:: Records to process
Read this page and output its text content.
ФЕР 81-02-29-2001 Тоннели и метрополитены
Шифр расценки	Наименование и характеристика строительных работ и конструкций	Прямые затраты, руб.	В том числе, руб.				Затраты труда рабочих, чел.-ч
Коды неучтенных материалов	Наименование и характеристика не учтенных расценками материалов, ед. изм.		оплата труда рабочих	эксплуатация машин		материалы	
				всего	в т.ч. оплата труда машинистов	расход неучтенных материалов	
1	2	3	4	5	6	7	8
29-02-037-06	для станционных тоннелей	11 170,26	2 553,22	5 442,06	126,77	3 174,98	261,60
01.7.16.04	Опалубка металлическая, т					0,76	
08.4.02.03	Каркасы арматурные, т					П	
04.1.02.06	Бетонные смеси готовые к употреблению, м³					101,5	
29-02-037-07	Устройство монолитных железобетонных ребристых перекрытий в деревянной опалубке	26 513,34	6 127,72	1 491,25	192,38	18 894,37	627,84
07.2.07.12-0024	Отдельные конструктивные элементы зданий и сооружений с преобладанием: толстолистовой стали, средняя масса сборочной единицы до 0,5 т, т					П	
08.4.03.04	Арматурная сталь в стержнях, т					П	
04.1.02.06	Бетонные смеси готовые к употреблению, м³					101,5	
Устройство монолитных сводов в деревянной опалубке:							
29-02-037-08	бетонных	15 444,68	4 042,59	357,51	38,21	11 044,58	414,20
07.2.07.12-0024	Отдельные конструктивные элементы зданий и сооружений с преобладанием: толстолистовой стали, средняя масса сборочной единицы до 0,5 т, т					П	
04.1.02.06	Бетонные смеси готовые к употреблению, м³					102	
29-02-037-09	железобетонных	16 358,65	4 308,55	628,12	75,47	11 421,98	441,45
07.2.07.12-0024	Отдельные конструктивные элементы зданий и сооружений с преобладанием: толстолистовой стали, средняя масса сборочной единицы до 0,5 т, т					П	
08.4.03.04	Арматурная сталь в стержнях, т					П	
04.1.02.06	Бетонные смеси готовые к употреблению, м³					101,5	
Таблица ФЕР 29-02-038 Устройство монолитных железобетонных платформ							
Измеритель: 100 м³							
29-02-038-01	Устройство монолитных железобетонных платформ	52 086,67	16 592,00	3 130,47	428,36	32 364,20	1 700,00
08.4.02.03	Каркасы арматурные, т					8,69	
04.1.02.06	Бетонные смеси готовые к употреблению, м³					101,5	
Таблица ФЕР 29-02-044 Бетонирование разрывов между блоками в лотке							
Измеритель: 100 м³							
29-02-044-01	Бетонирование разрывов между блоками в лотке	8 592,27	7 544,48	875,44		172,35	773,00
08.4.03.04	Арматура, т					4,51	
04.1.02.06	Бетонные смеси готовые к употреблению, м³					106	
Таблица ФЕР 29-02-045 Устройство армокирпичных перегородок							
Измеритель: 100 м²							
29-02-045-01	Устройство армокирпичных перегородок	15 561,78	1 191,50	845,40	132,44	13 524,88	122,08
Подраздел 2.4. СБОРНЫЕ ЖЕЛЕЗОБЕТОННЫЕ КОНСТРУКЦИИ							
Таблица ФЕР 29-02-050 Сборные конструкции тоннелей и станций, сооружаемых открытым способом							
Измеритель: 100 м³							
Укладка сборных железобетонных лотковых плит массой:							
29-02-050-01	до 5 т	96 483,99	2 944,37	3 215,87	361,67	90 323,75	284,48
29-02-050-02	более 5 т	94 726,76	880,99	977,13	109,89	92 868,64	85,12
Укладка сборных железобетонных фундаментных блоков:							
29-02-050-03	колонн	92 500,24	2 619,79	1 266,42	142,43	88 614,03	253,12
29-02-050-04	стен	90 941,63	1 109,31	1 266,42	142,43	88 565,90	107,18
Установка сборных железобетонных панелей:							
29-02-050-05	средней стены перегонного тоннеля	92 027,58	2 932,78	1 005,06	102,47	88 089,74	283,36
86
::::
[The request]: From the listing, copy each line containing the word "армокирпичных".

[Written response]:
Таблица ФЕР 29-02-045 Устройство армокирпичных перегородок							
29-02-045-01	Устройство армокирпичных перегородок	15 561,78	1 191,50	845,40	132,44	13 524,88	122,08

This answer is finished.